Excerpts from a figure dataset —

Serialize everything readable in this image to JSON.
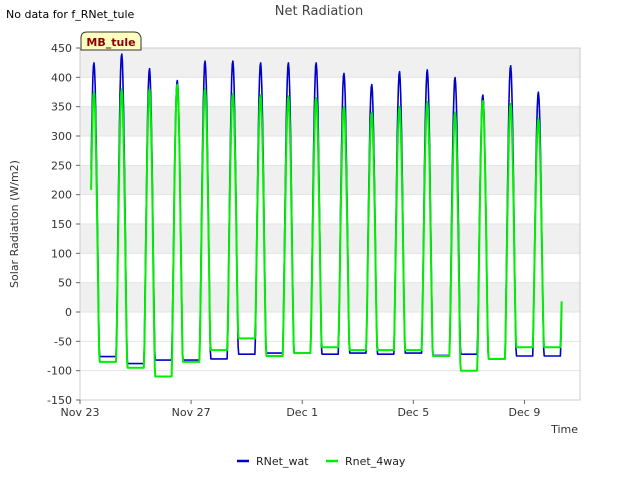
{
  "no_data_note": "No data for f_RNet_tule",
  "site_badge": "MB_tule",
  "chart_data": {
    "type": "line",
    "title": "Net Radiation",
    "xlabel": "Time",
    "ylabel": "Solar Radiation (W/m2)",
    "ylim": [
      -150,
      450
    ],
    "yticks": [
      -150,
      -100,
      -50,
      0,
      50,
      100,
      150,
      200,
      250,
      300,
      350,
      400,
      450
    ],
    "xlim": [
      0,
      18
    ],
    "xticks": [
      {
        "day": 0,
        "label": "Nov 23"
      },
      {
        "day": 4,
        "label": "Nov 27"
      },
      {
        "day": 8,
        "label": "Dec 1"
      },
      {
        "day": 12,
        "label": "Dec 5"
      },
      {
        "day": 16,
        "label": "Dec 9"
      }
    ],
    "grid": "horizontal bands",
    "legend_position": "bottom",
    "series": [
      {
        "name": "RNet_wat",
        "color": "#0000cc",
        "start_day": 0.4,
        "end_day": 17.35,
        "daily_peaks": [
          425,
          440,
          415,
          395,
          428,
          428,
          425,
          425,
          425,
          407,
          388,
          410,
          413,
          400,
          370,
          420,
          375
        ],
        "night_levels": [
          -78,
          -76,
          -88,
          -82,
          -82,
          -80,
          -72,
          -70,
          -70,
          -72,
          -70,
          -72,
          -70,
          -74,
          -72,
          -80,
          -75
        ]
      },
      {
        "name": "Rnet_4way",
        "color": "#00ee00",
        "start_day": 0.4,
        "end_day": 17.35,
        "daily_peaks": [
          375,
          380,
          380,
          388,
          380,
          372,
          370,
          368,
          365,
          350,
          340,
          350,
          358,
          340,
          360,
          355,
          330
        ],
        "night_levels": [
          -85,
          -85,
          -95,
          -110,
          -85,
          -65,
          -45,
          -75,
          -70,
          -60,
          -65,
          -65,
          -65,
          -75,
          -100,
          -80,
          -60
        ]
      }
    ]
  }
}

SET TASK — Your copy of the data above should match it exactly, except that pictures are left out.

ANSWER TO THE EXERCISE —
Serialize everything readable in this image to JSON.
{
  "no_data_note": "No data for f_RNet_tule",
  "site_badge": "MB_tule",
  "chart_data": {
    "type": "line",
    "title": "Net Radiation",
    "xlabel": "Time",
    "ylabel": "Solar Radiation (W/m2)",
    "ylim": [
      -150,
      450
    ],
    "yticks": [
      -150,
      -100,
      -50,
      0,
      50,
      100,
      150,
      200,
      250,
      300,
      350,
      400,
      450
    ],
    "xlim": [
      0,
      18
    ],
    "xticks": [
      {
        "day": 0,
        "label": "Nov 23"
      },
      {
        "day": 4,
        "label": "Nov 27"
      },
      {
        "day": 8,
        "label": "Dec 1"
      },
      {
        "day": 12,
        "label": "Dec 5"
      },
      {
        "day": 16,
        "label": "Dec 9"
      }
    ],
    "grid": "horizontal bands",
    "legend_position": "bottom",
    "series": [
      {
        "name": "RNet_wat",
        "color": "#0000cc",
        "start_day": 0.4,
        "end_day": 17.35,
        "daily_peaks": [
          425,
          440,
          415,
          395,
          428,
          428,
          425,
          425,
          425,
          407,
          388,
          410,
          413,
          400,
          370,
          420,
          375
        ],
        "night_levels": [
          -78,
          -76,
          -88,
          -82,
          -82,
          -80,
          -72,
          -70,
          -70,
          -72,
          -70,
          -72,
          -70,
          -74,
          -72,
          -80,
          -75
        ]
      },
      {
        "name": "Rnet_4way",
        "color": "#00ee00",
        "start_day": 0.4,
        "end_day": 17.35,
        "daily_peaks": [
          375,
          380,
          380,
          388,
          380,
          372,
          370,
          368,
          365,
          350,
          340,
          350,
          358,
          340,
          360,
          355,
          330
        ],
        "night_levels": [
          -85,
          -85,
          -95,
          -110,
          -85,
          -65,
          -45,
          -75,
          -70,
          -60,
          -65,
          -65,
          -65,
          -75,
          -100,
          -80,
          -60
        ]
      }
    ]
  }
}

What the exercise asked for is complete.